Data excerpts
***
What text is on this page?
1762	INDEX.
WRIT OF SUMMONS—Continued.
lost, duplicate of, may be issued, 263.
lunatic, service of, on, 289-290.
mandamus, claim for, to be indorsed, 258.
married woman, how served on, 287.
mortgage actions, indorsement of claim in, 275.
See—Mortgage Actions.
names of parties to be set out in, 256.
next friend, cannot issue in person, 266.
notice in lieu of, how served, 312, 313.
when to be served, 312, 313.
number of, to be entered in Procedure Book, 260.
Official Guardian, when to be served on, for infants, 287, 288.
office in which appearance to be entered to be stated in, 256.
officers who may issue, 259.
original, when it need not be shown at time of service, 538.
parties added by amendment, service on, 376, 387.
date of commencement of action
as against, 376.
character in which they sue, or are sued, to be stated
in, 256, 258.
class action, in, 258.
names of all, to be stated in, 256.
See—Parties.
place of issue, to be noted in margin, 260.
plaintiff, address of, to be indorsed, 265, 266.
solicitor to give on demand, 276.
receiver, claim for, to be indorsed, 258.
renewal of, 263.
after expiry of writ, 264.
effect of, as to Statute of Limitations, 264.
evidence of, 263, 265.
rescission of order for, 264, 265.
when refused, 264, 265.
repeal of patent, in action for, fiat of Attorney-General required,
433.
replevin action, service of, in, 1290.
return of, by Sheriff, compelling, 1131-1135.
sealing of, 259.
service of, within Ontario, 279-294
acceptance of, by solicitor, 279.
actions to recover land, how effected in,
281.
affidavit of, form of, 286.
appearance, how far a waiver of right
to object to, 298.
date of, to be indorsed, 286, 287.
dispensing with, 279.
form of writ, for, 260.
***
— OBJECTIVE —
Provide all the records again, word for word.

— THE OUTPUT —
What text is on this page?
1762	INDEX.
WRIT OF SUMMONS—Continued.
lost, duplicate of, may be issued, 263.
lunatic, service of, on, 289-290.
mandamus, claim for, to be indorsed, 258.
married woman, how served on, 287.
mortgage actions, indorsement of claim in, 275.
See—Mortgage Actions.
names of parties to be set out in, 256.
next friend, cannot issue in person, 266.
notice in lieu of, how served, 312, 313.
when to be served, 312, 313.
number of, to be entered in Procedure Book, 260.
Official Guardian, when to be served on, for infants, 287, 288.
office in which appearance to be entered to be stated in, 256.
officers who may issue, 259.
original, when it need not be shown at time of service, 538.
parties added by amendment, service on, 376, 387.
date of commencement of action
as against, 376.
character in which they sue, or are sued, to be stated
in, 256, 258.
class action, in, 258.
names of all, to be stated in, 256.
See—Parties.
place of issue, to be noted in margin, 260.
plaintiff, address of, to be indorsed, 265, 266.
solicitor to give on demand, 276.
receiver, claim for, to be indorsed, 258.
renewal of, 263.
after expiry of writ, 264.
effect of, as to Statute of Limitations, 264.
evidence of, 263, 265.
rescission of order for, 264, 265.
when refused, 264, 265.
repeal of patent, in action for, fiat of Attorney-General required,
433.
replevin action, service of, in, 1290.
return of, by Sheriff, compelling, 1131-1135.
sealing of, 259.
service of, within Ontario, 279-294
acceptance of, by solicitor, 279.
actions to recover land, how effected in,
281.
affidavit of, form of, 286.
appearance, how far a waiver of right
to object to, 298.
date of, to be indorsed, 286, 287.
dispensing with, 279.
form of writ, for, 260.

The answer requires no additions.